# Task details
Extract each line of the material that follows exactly and omit its pictures.

--- begin Given data ---

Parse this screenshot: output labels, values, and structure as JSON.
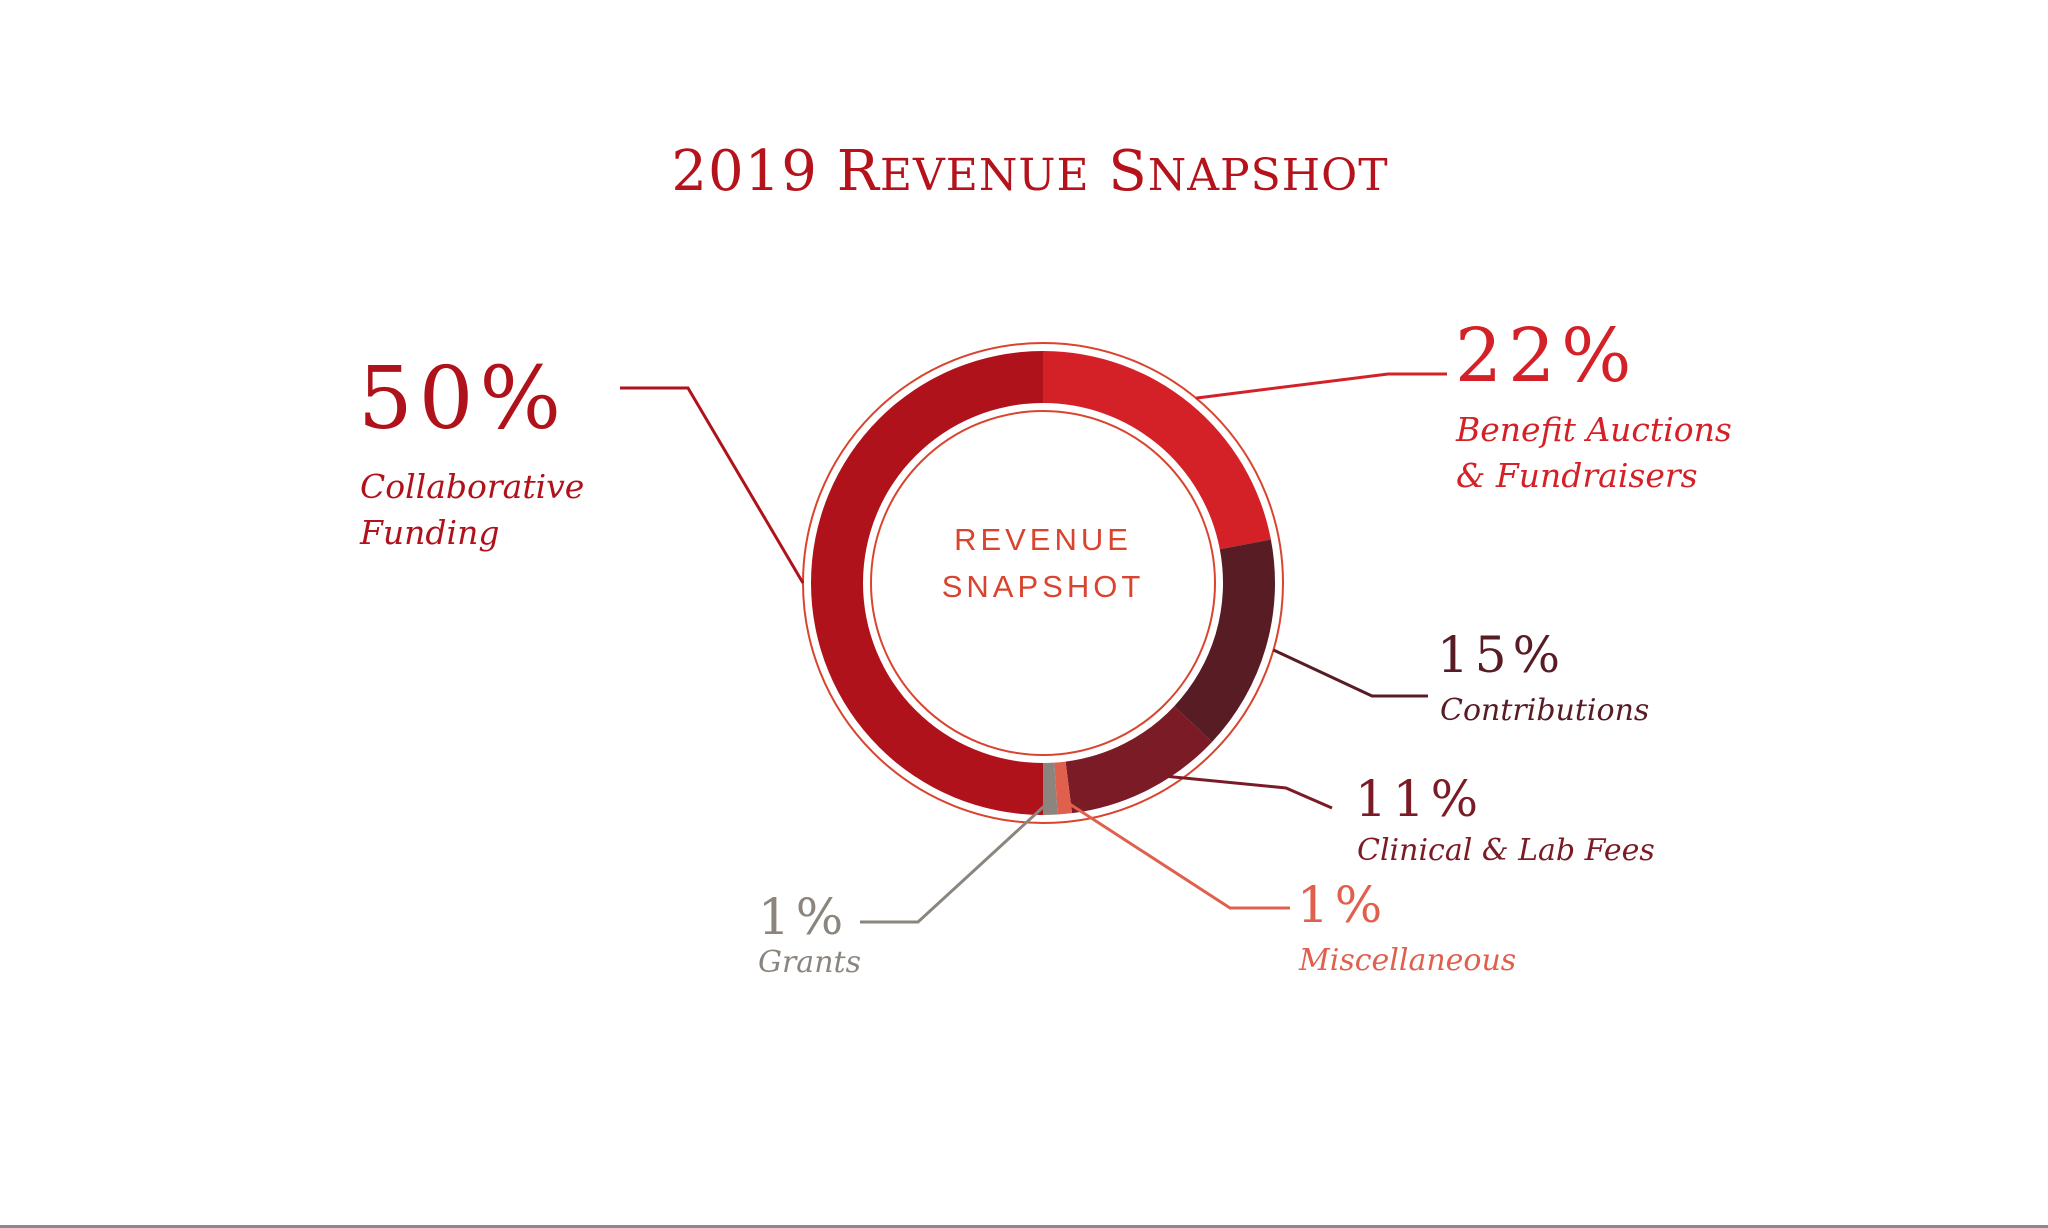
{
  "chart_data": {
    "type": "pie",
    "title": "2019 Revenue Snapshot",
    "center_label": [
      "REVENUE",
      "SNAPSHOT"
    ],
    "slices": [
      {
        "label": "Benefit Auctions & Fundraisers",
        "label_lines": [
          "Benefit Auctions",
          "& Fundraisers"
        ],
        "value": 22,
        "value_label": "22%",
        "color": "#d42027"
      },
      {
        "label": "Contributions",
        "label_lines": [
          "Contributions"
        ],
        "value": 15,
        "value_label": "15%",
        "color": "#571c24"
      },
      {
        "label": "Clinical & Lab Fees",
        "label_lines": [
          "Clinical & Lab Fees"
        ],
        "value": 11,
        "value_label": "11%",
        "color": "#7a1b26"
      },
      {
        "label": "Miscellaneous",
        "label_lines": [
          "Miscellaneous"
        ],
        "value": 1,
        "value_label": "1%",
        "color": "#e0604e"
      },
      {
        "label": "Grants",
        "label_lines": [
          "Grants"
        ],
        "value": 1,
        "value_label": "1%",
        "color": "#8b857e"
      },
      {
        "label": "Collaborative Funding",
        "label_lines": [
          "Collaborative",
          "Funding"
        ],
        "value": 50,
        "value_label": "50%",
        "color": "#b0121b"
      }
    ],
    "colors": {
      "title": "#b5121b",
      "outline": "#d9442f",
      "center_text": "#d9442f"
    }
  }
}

--- end Given data ---

# Solution to the exercise
Parse this screenshot: output labels, values, and structure as JSON.
{
  "chart_data": {
    "type": "pie",
    "title": "2019 Revenue Snapshot",
    "center_label": [
      "REVENUE",
      "SNAPSHOT"
    ],
    "slices": [
      {
        "label": "Benefit Auctions & Fundraisers",
        "label_lines": [
          "Benefit Auctions",
          "& Fundraisers"
        ],
        "value": 22,
        "value_label": "22%",
        "color": "#d42027"
      },
      {
        "label": "Contributions",
        "label_lines": [
          "Contributions"
        ],
        "value": 15,
        "value_label": "15%",
        "color": "#571c24"
      },
      {
        "label": "Clinical & Lab Fees",
        "label_lines": [
          "Clinical & Lab Fees"
        ],
        "value": 11,
        "value_label": "11%",
        "color": "#7a1b26"
      },
      {
        "label": "Miscellaneous",
        "label_lines": [
          "Miscellaneous"
        ],
        "value": 1,
        "value_label": "1%",
        "color": "#e0604e"
      },
      {
        "label": "Grants",
        "label_lines": [
          "Grants"
        ],
        "value": 1,
        "value_label": "1%",
        "color": "#8b857e"
      },
      {
        "label": "Collaborative Funding",
        "label_lines": [
          "Collaborative",
          "Funding"
        ],
        "value": 50,
        "value_label": "50%",
        "color": "#b0121b"
      }
    ],
    "colors": {
      "title": "#b5121b",
      "outline": "#d9442f",
      "center_text": "#d9442f"
    }
  }
}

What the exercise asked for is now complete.